What the task requires :: Your answer should consist of every line in the records that holds "colony".

Dataset records ::
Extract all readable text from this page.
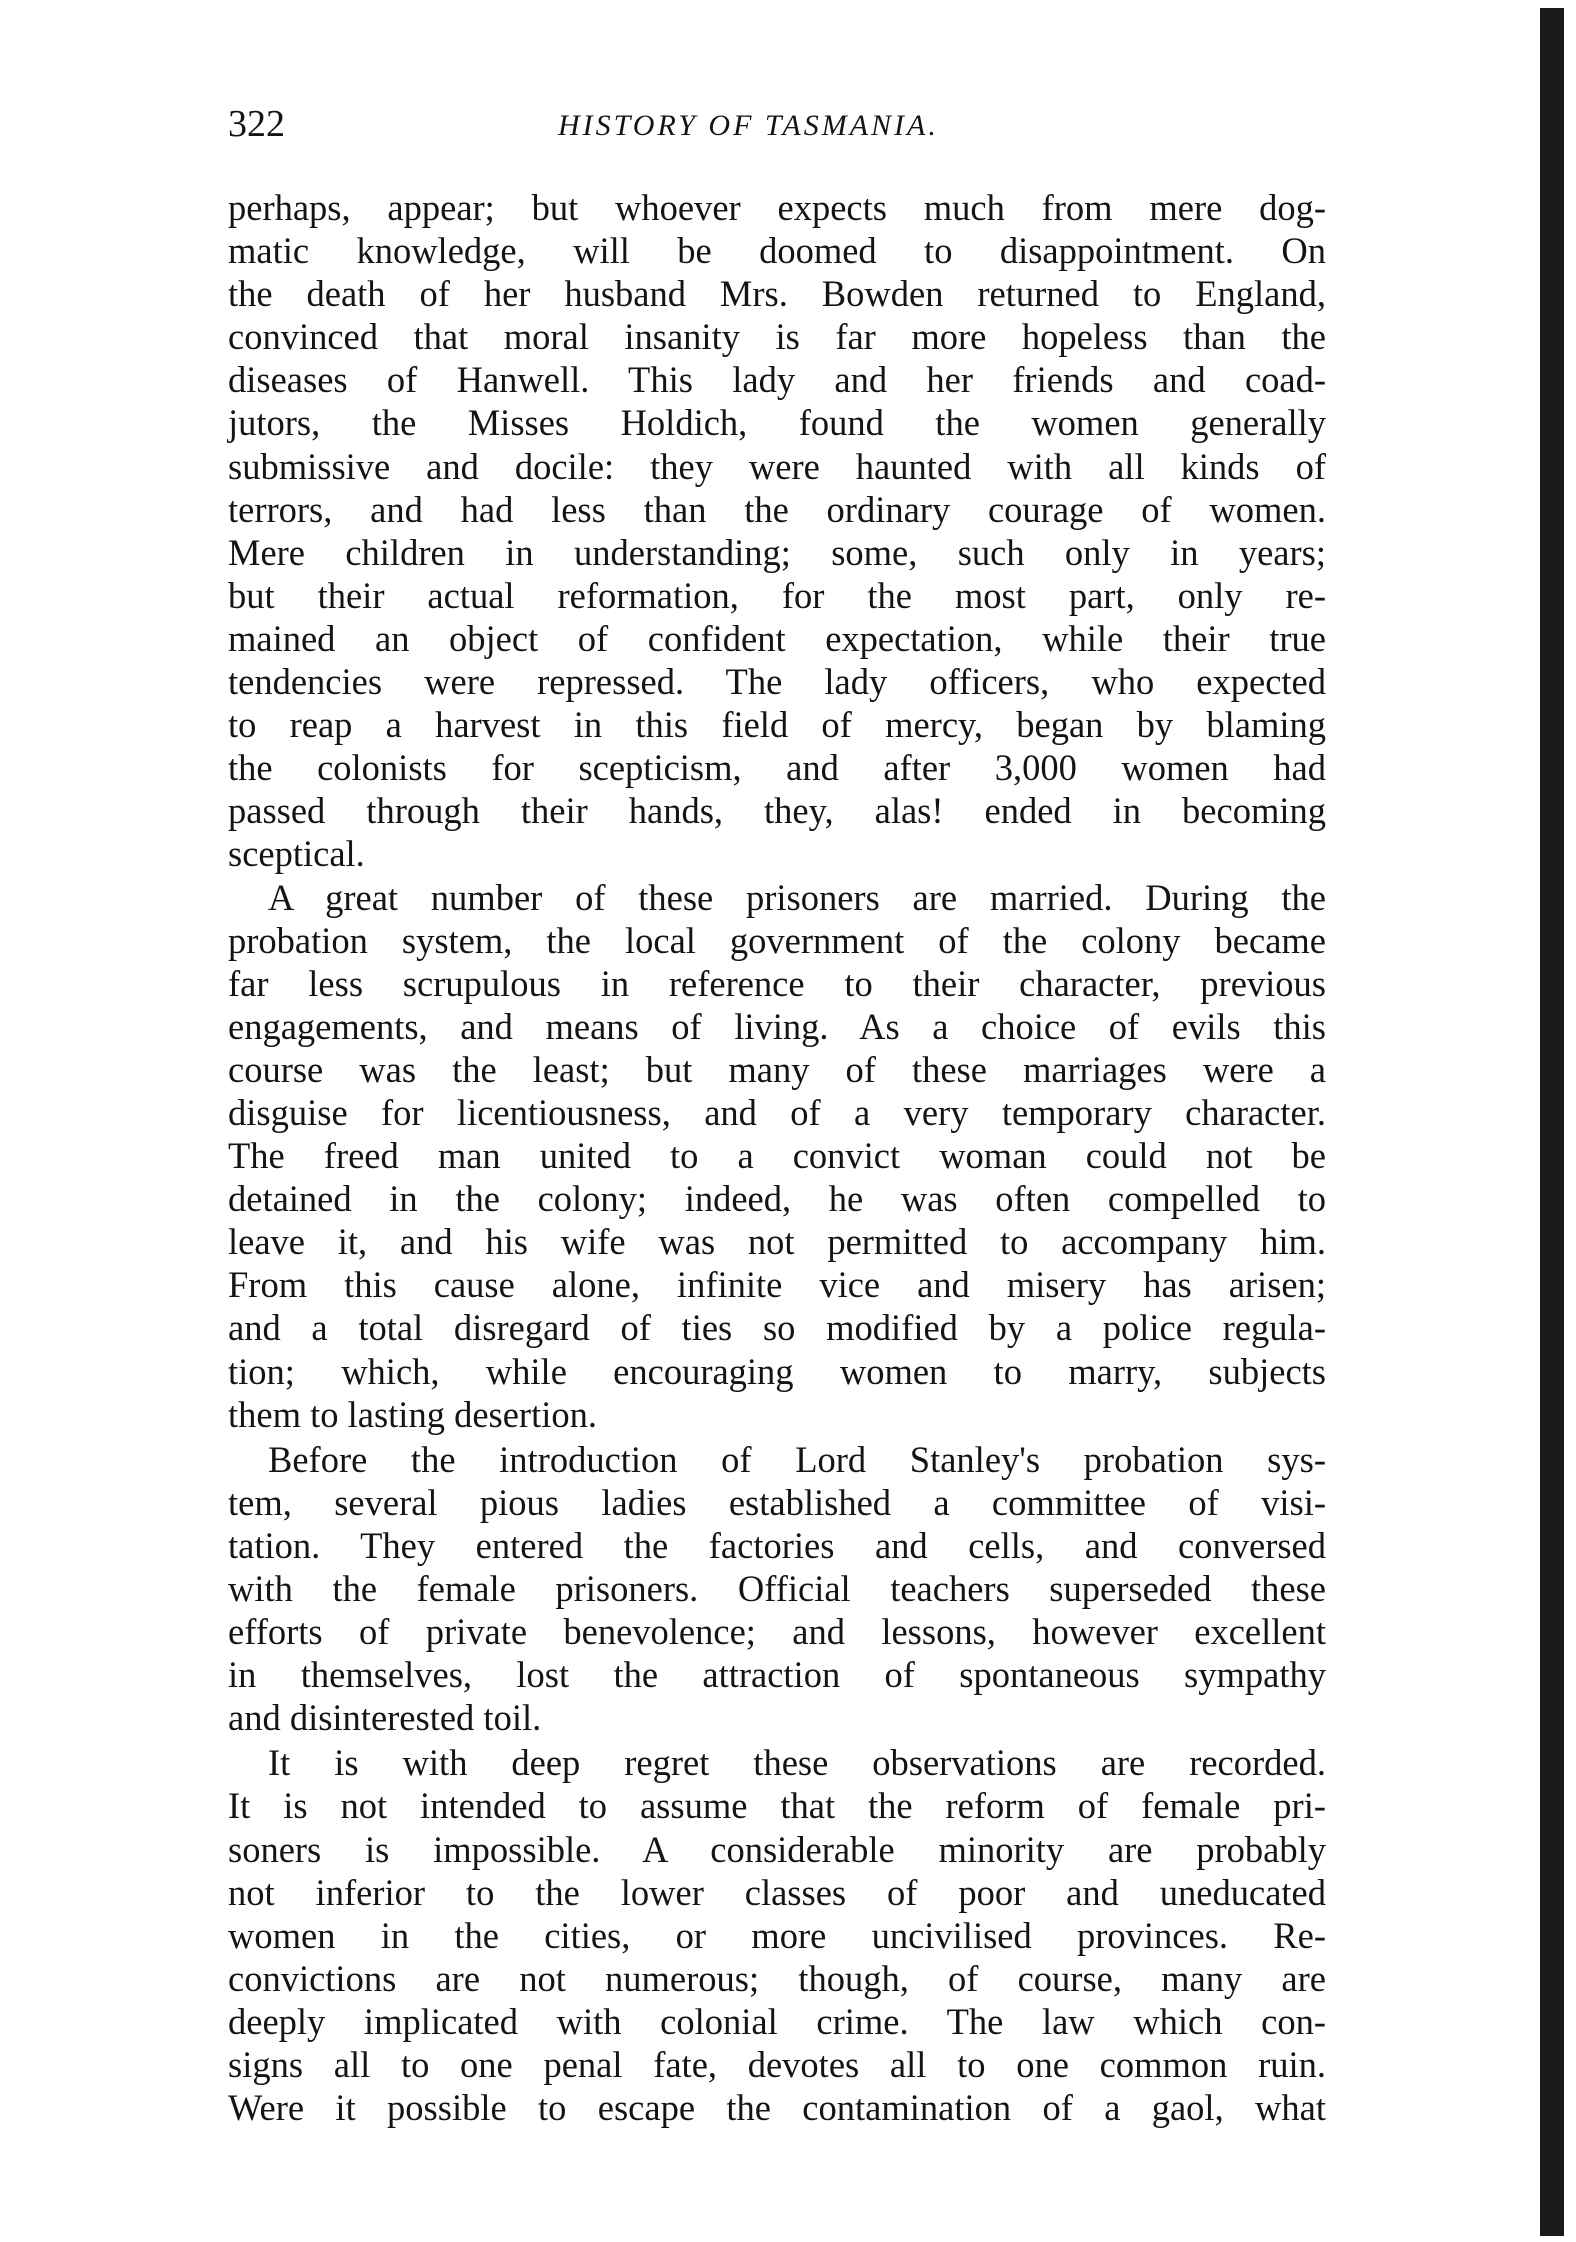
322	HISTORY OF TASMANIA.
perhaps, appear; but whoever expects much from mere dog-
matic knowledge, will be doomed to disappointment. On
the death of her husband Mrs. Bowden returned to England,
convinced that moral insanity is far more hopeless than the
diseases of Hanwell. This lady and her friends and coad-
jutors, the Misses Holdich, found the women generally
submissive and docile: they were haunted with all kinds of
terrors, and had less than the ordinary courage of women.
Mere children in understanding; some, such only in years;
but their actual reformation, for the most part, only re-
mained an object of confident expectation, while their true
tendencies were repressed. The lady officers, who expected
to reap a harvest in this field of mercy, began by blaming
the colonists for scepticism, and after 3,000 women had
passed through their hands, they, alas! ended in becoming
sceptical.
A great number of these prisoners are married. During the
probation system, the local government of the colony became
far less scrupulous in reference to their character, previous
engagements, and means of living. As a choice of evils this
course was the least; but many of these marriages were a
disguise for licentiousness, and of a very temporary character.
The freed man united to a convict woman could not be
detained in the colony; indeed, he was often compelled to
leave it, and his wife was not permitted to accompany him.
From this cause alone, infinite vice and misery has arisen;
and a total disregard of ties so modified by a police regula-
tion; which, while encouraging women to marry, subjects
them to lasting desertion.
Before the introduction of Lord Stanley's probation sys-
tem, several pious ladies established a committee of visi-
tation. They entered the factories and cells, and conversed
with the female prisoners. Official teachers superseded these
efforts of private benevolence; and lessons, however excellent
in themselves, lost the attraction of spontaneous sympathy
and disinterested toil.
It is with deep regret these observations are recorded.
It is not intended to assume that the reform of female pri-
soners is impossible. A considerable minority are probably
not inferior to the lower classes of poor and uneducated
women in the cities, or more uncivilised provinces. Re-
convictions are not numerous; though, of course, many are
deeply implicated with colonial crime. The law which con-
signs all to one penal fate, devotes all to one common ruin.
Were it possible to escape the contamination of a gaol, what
* * *
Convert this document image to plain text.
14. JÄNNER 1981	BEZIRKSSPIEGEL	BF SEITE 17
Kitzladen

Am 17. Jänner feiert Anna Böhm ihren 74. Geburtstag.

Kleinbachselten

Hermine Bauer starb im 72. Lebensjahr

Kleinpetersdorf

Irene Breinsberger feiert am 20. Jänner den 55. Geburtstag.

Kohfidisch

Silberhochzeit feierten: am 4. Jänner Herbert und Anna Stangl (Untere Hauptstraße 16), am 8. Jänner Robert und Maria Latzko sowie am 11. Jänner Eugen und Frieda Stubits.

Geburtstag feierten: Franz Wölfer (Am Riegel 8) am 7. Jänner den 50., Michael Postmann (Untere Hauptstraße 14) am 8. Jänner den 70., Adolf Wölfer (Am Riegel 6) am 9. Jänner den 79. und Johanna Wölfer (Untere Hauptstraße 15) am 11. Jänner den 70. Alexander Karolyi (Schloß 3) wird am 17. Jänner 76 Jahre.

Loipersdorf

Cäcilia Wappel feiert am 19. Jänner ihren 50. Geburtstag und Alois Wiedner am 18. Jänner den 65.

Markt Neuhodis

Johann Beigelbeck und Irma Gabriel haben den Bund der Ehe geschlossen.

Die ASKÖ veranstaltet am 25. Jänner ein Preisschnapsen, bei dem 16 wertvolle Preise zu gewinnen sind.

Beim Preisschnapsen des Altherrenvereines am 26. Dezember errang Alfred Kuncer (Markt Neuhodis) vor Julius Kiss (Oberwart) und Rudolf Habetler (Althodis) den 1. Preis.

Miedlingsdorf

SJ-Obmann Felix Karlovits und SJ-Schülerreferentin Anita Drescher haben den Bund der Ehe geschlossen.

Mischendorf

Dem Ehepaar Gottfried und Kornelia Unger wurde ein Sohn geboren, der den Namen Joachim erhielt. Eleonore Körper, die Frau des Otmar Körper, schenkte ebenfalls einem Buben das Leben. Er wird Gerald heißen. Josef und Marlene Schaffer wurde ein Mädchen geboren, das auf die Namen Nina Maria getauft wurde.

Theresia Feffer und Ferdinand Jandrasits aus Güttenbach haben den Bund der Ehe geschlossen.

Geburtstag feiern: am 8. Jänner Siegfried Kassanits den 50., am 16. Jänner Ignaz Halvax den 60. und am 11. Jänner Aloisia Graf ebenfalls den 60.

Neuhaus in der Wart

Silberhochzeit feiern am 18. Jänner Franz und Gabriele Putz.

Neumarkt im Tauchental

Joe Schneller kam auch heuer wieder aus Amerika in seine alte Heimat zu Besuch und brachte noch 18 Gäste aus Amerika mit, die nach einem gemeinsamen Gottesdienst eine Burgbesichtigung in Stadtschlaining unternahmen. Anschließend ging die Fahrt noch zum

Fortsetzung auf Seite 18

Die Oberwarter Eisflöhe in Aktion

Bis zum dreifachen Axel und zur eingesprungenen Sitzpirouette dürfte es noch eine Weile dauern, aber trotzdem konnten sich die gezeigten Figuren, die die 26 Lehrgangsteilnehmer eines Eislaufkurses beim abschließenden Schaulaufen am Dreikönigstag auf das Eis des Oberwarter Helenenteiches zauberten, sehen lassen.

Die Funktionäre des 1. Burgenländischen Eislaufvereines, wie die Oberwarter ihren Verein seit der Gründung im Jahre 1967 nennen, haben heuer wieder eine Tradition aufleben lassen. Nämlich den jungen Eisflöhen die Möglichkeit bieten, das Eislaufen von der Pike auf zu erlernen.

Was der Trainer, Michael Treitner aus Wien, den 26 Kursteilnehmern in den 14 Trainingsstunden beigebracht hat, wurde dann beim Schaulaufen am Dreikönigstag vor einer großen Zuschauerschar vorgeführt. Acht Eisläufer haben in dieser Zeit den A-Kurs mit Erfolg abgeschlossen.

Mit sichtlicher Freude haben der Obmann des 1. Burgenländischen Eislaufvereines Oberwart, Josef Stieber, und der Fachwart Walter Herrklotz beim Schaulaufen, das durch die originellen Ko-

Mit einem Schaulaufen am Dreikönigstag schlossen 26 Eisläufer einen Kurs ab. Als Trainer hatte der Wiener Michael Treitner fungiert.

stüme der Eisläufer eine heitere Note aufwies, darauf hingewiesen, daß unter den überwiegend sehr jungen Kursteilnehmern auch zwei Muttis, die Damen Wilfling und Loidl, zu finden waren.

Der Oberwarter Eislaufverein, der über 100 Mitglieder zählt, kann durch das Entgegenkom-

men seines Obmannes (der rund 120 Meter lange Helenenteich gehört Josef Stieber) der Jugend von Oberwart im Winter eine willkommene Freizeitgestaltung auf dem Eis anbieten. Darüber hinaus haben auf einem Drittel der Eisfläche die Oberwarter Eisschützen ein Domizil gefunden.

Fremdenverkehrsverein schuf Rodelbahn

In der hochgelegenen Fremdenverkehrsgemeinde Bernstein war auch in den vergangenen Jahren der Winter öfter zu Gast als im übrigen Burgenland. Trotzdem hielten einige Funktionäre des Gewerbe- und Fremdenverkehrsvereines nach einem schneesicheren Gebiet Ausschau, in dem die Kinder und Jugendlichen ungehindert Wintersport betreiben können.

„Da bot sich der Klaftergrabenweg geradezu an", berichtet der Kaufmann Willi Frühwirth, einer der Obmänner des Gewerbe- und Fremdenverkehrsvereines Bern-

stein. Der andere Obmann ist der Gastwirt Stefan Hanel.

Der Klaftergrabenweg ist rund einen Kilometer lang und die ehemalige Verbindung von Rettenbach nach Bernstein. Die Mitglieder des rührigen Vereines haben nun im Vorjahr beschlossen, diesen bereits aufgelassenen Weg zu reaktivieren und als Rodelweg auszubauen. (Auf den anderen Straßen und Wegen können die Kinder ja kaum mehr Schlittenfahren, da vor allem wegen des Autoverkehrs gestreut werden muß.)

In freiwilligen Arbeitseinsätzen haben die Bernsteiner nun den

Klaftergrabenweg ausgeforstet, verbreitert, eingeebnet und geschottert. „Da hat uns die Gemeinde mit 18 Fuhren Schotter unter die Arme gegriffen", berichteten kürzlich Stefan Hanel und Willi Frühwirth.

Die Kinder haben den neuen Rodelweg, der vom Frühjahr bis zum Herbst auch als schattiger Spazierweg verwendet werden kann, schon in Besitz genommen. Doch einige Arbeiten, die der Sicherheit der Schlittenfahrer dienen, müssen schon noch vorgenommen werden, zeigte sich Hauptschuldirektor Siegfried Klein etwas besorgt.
---
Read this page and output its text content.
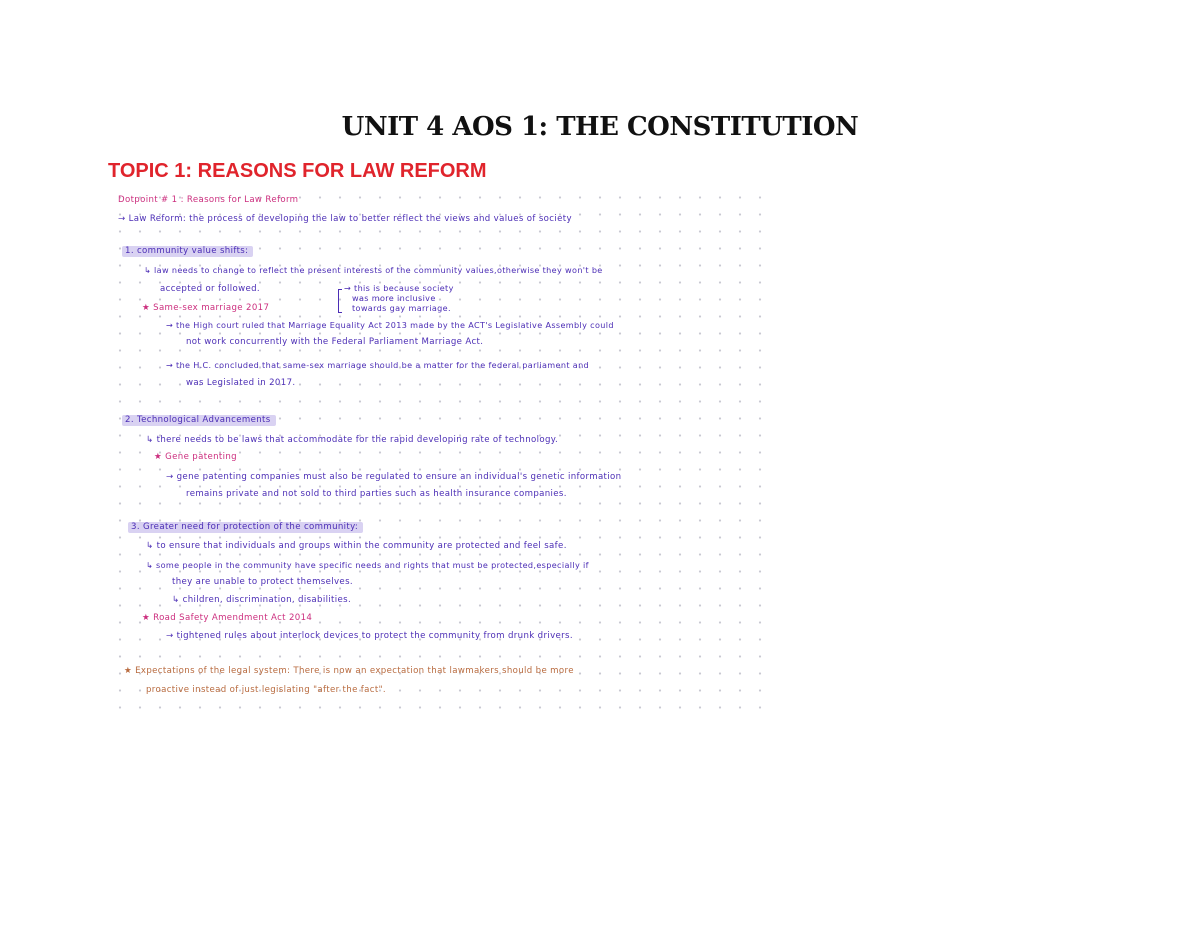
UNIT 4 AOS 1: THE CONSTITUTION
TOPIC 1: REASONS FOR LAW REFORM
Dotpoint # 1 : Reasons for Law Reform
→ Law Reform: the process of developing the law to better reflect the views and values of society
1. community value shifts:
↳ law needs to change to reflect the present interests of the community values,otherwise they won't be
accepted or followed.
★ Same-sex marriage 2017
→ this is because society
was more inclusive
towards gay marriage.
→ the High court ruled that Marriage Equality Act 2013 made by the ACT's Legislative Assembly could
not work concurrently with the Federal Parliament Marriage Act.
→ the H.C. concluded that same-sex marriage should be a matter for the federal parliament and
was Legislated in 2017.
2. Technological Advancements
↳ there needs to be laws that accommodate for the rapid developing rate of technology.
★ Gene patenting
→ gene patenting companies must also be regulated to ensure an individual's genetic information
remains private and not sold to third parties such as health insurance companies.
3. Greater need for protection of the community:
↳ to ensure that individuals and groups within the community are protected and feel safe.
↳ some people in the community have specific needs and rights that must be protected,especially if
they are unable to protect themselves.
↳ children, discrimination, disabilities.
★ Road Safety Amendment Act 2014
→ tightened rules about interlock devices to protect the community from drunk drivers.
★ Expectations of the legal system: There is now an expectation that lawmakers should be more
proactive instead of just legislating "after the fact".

Answer to this exercise ::
probation system, the local government of the colony became
detained in the colony; indeed, he was often compelled to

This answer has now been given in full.